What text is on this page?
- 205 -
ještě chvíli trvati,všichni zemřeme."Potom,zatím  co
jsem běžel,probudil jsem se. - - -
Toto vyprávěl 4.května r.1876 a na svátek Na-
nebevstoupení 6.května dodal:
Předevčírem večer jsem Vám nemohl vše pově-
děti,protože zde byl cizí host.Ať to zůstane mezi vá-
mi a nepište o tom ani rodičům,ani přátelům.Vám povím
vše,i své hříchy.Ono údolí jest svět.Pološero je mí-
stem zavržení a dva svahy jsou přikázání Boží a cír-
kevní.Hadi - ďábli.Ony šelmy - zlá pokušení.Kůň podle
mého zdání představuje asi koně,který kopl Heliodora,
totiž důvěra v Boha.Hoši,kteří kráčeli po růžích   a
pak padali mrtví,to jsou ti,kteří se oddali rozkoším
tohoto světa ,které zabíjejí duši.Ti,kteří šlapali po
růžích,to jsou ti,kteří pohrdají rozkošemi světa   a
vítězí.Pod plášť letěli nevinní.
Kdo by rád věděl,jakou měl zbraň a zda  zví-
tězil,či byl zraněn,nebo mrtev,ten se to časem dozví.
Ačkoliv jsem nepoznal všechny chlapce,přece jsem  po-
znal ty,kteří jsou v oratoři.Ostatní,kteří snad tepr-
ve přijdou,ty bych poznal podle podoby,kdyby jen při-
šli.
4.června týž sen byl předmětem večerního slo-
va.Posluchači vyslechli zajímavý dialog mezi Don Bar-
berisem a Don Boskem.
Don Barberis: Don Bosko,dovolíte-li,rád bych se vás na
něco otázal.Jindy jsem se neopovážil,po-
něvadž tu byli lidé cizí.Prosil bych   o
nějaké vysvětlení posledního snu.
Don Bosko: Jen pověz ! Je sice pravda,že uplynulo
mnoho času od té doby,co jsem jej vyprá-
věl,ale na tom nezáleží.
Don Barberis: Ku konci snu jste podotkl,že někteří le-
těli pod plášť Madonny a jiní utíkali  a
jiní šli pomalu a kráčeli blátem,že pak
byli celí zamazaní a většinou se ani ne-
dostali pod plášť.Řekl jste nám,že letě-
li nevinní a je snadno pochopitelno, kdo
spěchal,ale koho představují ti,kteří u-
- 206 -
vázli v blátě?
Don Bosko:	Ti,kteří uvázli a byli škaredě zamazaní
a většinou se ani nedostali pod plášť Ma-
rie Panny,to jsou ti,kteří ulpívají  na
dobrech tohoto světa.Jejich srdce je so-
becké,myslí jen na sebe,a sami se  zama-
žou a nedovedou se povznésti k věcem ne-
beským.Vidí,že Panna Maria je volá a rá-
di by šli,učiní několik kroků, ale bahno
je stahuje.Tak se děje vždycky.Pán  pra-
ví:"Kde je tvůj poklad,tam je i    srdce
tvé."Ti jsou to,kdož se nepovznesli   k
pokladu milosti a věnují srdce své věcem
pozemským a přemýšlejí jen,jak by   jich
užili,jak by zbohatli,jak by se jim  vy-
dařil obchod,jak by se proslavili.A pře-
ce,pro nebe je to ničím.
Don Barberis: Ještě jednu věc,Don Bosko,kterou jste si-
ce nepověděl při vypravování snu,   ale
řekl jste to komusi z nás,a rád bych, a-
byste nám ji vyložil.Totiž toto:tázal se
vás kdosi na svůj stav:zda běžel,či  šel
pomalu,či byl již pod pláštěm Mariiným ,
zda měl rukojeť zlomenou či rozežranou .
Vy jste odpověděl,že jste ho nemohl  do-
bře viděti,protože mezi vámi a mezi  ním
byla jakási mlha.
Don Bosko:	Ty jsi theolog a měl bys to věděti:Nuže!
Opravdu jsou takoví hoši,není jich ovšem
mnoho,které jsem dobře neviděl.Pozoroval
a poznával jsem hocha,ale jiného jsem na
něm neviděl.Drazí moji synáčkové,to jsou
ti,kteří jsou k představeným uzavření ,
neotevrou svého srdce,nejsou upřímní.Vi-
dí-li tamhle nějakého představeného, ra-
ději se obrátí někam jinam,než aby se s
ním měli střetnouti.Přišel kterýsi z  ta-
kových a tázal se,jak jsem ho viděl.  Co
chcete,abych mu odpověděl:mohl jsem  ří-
§ §
Given request >> Determine the number of lines in the listing that hold the word "Barberis", and supply that number and nothing further.

Full response >> 3